%%
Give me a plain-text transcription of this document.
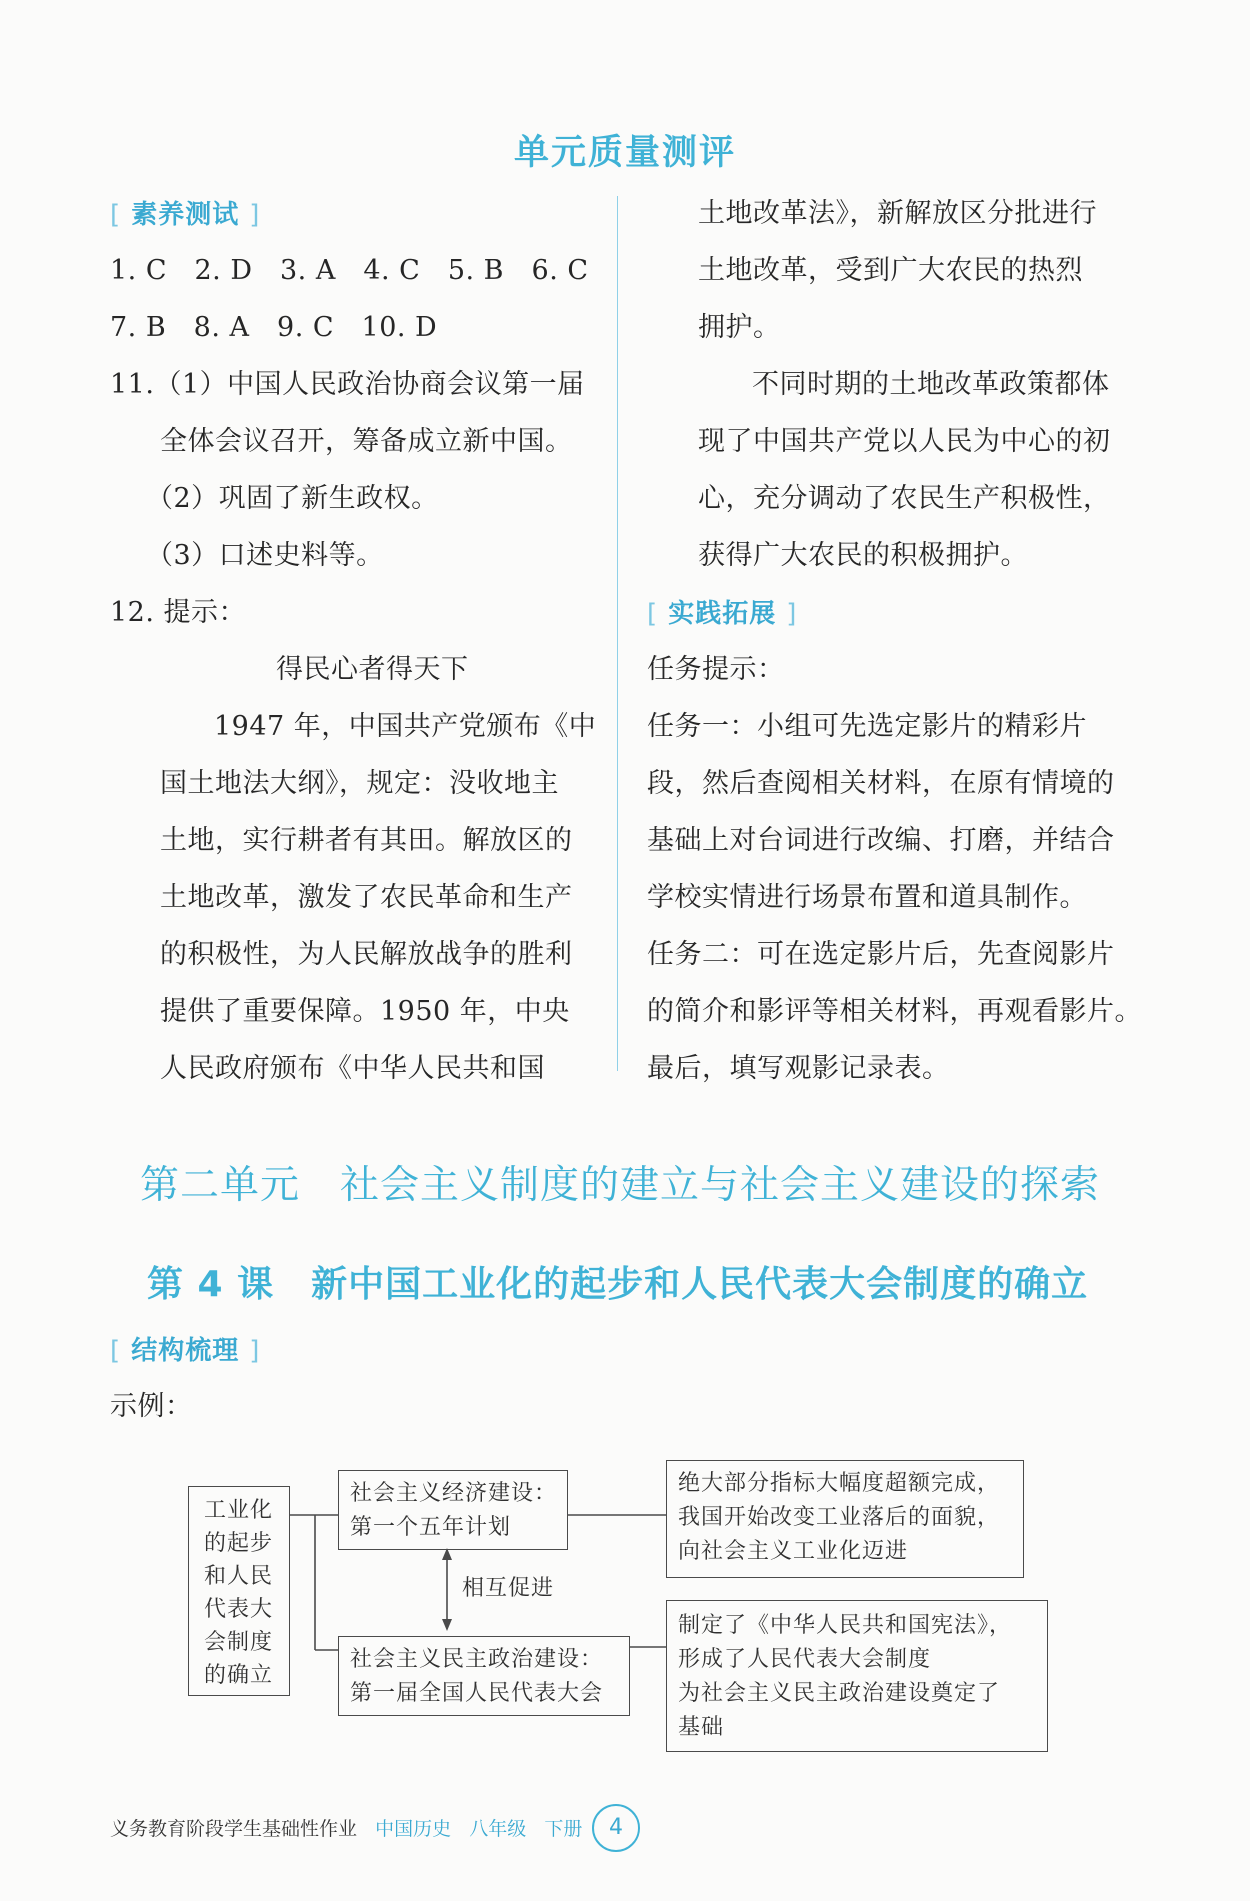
单元质量测评
[ 素养测试 ]
1. C　2. D　3. A　4. C　5. B　6. C
7. B　8. A　9. C　10. D
11.（1）中国人民政治协商会议第一届
全体会议召开，筹备成立新中国。
（2）巩固了新生政权。
（3）口述史料等。
12. 提示：
得民心者得天下
1947 年，中国共产党颁布《中
国土地法大纲》，规定：没收地主
土地，实行耕者有其田。解放区的
土地改革，激发了农民革命和生产
的积极性，为人民解放战争的胜利
提供了重要保障。1950 年，中央
人民政府颁布《中华人民共和国
土地改革法》，新解放区分批进行
土地改革，受到广大农民的热烈
拥护。
不同时期的土地改革政策都体
现了中国共产党以人民为中心的初
心，充分调动了农民生产积极性，
获得广大农民的积极拥护。
[ 实践拓展 ]
任务提示：
任务一：小组可先选定影片的精彩片
段，然后查阅相关材料，在原有情境的
基础上对台词进行改编、打磨，并结合
学校实情进行场景布置和道具制作。
任务二：可在选定影片后，先查阅影片
的简介和影评等相关材料，再观看影片。
最后，填写观影记录表。
第二单元　社会主义制度的建立与社会主义建设的探索
第 4 课　新中国工业化的起步和人民代表大会制度的确立
[ 结构梳理 ]
示例：
工业化
的起步
和人民
代表大
会制度
的确立
社会主义经济建设：
第一个五年计划
绝大部分指标大幅度超额完成，
我国开始改变工业落后的面貌，
向社会主义工业化迈进
相互促进
社会主义民主政治建设：
第一届全国人民代表大会
制定了《中华人民共和国宪法》，
形成了人民代表大会制度
为社会主义民主政治建设奠定了
基础
义务教育阶段学生基础性作业 中国历史 八年级 下册	4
%%
* GIVEN EXERCISE *
Write the listing above out again exactly, dropping each image.

* RESULT *
Give me a plain-text transcription of this document.
单元质量测评
[ 素养测试 ]
1. C　2. D　3. A　4. C　5. B　6. C
7. B　8. A　9. C　10. D
11.（1）中国人民政治协商会议第一届
全体会议召开，筹备成立新中国。
（2）巩固了新生政权。
（3）口述史料等。
12. 提示：
得民心者得天下
1947 年，中国共产党颁布《中
国土地法大纲》，规定：没收地主
土地，实行耕者有其田。解放区的
土地改革，激发了农民革命和生产
的积极性，为人民解放战争的胜利
提供了重要保障。1950 年，中央
人民政府颁布《中华人民共和国
土地改革法》，新解放区分批进行
土地改革，受到广大农民的热烈
拥护。
不同时期的土地改革政策都体
现了中国共产党以人民为中心的初
心，充分调动了农民生产积极性，
获得广大农民的积极拥护。
[ 实践拓展 ]
任务提示：
任务一：小组可先选定影片的精彩片
段，然后查阅相关材料，在原有情境的
基础上对台词进行改编、打磨，并结合
学校实情进行场景布置和道具制作。
任务二：可在选定影片后，先查阅影片
的简介和影评等相关材料，再观看影片。
最后，填写观影记录表。
第二单元　社会主义制度的建立与社会主义建设的探索
第 4 课　新中国工业化的起步和人民代表大会制度的确立
[ 结构梳理 ]
示例：
工业化
的起步
和人民
代表大
会制度
的确立
社会主义经济建设：
第一个五年计划
绝大部分指标大幅度超额完成，
我国开始改变工业落后的面貌，
向社会主义工业化迈进
相互促进
社会主义民主政治建设：
第一届全国人民代表大会
制定了《中华人民共和国宪法》，
形成了人民代表大会制度
为社会主义民主政治建设奠定了
基础
义务教育阶段学生基础性作业 中国历史 八年级 下册	4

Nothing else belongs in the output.